[start of TASK INPUT]

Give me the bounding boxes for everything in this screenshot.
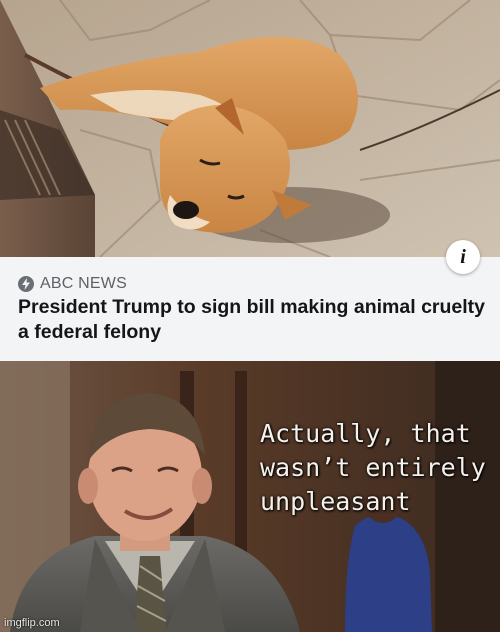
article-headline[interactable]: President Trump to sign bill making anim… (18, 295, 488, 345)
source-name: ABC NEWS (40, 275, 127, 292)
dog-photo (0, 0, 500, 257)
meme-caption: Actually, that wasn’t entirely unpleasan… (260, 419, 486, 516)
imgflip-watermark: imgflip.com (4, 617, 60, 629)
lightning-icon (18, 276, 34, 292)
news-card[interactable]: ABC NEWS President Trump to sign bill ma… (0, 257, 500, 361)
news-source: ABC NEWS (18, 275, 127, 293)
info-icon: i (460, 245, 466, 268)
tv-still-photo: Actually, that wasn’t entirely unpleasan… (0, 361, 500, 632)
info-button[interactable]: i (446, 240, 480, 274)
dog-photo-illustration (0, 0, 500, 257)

[end of TASK INPUT]
[start of TASK INPUT]

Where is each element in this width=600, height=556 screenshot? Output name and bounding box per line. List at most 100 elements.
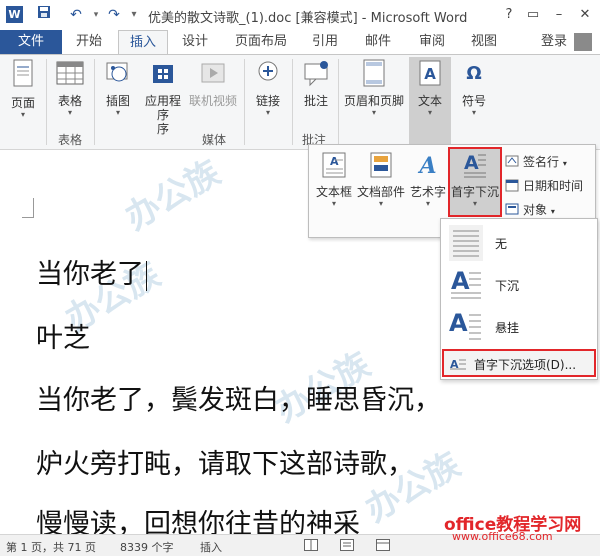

[end of TASK INPUT]

*EXERCISE BRIEF*
Reproduce the items verbatim, starting at the line that contains "Give me the" and ending after the line that contains "dog-photo (0, 0, 500, 257)". Omit the pictures from the output.

*PROBLEM SOLUTION*
Give me the bounding boxes for everything in this screenshot.
article-headline[interactable]: President Trump to sign bill making anim… (18, 295, 488, 345)
source-name: ABC NEWS (40, 275, 127, 292)
dog-photo (0, 0, 500, 257)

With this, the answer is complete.